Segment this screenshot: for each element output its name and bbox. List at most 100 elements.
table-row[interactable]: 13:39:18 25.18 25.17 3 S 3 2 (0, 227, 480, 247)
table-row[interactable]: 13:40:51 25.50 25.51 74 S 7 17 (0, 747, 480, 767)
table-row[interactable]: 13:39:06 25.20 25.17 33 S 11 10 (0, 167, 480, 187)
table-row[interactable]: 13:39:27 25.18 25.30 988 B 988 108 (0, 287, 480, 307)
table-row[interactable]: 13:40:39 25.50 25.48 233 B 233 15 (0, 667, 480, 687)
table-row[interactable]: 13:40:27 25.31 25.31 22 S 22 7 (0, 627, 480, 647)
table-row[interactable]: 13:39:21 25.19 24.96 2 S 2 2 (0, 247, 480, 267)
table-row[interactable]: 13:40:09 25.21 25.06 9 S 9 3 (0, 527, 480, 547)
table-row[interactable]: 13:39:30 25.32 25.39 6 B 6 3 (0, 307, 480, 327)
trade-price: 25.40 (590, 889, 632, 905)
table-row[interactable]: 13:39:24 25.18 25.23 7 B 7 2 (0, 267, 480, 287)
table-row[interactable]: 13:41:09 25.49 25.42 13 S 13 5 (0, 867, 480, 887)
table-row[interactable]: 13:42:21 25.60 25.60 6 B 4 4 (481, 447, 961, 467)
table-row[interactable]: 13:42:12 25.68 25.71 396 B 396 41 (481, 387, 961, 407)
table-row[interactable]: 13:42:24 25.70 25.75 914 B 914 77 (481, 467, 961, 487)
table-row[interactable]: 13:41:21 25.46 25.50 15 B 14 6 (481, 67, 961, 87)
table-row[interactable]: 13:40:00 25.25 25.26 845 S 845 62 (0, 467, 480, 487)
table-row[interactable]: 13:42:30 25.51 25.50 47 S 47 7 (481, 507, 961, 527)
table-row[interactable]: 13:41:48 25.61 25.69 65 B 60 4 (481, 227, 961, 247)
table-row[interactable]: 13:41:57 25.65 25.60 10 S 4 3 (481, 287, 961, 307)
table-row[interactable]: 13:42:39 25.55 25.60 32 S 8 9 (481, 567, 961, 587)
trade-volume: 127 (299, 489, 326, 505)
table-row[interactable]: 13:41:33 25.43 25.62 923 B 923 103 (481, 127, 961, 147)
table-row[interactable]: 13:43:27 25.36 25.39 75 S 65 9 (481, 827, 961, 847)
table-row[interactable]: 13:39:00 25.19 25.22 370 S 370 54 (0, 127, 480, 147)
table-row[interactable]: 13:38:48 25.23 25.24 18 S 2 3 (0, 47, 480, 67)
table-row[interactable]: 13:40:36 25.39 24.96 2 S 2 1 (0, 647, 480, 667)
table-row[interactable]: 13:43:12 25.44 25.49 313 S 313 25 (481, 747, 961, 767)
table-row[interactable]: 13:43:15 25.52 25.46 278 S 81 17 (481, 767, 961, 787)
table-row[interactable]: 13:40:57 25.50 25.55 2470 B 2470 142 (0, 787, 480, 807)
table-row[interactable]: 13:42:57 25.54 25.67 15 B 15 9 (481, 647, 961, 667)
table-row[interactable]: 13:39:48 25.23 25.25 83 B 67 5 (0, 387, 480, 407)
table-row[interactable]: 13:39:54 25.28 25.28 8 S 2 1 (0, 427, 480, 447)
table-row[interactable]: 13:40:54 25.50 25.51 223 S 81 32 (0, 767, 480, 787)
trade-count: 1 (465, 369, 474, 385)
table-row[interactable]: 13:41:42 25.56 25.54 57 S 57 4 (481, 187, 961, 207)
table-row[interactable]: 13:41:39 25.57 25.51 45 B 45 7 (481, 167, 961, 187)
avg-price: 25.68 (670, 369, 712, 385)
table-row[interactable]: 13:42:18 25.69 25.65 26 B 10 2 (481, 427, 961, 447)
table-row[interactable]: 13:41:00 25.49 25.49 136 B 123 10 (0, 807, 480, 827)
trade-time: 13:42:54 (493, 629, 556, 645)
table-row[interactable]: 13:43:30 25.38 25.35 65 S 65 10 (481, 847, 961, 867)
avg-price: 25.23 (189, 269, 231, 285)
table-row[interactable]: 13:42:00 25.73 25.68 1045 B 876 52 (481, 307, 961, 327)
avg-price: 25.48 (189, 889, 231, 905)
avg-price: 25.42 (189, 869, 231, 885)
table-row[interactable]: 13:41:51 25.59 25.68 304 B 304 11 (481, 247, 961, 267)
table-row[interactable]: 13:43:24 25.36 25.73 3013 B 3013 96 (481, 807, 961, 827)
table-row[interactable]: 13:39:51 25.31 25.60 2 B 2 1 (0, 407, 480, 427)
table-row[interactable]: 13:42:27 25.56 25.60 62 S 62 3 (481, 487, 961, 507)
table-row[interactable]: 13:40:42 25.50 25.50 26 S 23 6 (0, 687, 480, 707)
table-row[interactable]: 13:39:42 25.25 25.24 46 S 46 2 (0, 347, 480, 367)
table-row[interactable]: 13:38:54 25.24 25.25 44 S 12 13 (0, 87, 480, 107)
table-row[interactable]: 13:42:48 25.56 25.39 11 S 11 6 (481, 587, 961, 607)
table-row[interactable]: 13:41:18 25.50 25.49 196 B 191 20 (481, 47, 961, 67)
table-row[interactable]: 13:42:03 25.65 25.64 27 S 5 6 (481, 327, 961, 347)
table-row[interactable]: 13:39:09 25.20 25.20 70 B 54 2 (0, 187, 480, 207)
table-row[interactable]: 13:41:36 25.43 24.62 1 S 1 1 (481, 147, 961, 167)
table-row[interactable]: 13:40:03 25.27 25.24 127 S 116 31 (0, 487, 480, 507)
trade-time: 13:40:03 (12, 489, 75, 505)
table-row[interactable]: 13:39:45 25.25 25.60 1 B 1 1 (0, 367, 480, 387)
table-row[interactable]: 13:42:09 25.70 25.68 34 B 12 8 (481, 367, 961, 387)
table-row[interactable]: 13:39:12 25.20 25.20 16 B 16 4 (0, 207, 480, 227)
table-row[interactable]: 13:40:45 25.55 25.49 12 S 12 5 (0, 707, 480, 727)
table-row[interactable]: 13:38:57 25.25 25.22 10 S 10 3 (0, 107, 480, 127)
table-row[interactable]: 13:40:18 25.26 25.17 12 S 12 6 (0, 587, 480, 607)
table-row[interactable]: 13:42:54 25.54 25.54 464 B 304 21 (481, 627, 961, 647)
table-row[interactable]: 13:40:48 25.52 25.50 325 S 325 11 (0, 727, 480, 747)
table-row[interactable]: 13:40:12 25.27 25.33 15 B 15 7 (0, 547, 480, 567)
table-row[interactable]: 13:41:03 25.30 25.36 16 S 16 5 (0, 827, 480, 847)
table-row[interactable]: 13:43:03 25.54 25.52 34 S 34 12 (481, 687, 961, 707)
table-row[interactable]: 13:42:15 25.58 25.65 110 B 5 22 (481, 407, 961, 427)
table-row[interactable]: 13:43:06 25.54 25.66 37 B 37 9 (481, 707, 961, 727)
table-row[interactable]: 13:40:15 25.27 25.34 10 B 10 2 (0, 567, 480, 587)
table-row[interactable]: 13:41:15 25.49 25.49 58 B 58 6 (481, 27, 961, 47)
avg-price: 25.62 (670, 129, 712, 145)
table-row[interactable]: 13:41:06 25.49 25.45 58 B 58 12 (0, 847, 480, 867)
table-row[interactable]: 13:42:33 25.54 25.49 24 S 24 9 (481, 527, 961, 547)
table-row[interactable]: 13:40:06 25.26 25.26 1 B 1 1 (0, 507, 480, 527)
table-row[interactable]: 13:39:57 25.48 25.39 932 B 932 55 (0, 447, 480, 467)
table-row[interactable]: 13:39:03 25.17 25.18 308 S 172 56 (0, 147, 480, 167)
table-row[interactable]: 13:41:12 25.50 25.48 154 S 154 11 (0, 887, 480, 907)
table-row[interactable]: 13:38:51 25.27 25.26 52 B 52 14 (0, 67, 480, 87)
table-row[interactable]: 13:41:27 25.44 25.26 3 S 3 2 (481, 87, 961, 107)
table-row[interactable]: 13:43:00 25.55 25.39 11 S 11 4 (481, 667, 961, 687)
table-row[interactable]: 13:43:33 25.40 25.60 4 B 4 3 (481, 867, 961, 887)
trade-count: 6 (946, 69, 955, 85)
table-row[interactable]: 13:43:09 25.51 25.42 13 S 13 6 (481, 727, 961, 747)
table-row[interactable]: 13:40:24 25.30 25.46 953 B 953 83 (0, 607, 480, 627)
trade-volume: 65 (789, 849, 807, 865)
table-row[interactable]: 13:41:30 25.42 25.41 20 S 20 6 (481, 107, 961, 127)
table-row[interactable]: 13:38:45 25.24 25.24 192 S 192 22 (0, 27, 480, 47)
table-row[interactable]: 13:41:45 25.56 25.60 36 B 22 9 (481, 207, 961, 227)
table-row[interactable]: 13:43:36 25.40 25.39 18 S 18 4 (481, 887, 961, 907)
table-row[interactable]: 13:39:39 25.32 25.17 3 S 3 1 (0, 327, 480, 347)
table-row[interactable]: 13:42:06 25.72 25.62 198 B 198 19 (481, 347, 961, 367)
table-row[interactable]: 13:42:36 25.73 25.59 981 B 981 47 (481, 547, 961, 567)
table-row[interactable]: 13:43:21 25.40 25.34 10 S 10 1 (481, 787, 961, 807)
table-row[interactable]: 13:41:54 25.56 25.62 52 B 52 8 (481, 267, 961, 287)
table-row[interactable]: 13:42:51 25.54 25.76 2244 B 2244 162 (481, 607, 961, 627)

Written request
Rewrite the rows from the start through the line containing "table-row[interactable]: 13:42:21 25.60", changing "trade-price" to "last-price" and keeping everything else the same.

Completed task
Segment this screenshot: for each element output its name and bbox. List at most 100 elements.
table-row[interactable]: 13:39:18 25.18 25.17 3 S 3 2 (0, 227, 480, 247)
table-row[interactable]: 13:40:51 25.50 25.51 74 S 7 17 (0, 747, 480, 767)
table-row[interactable]: 13:39:06 25.20 25.17 33 S 11 10 (0, 167, 480, 187)
table-row[interactable]: 13:39:27 25.18 25.30 988 B 988 108 (0, 287, 480, 307)
table-row[interactable]: 13:40:39 25.50 25.48 233 B 233 15 (0, 667, 480, 687)
table-row[interactable]: 13:40:27 25.31 25.31 22 S 22 7 (0, 627, 480, 647)
table-row[interactable]: 13:39:21 25.19 24.96 2 S 2 2 (0, 247, 480, 267)
table-row[interactable]: 13:40:09 25.21 25.06 9 S 9 3 (0, 527, 480, 547)
table-row[interactable]: 13:39:30 25.32 25.39 6 B 6 3 (0, 307, 480, 327)
last-price: 25.40 (590, 889, 632, 905)
table-row[interactable]: 13:39:24 25.18 25.23 7 B 7 2 (0, 267, 480, 287)
table-row[interactable]: 13:41:09 25.49 25.42 13 S 13 5 (0, 867, 480, 887)
table-row[interactable]: 13:42:21 25.60 25.60 6 B 4 4 (481, 447, 961, 467)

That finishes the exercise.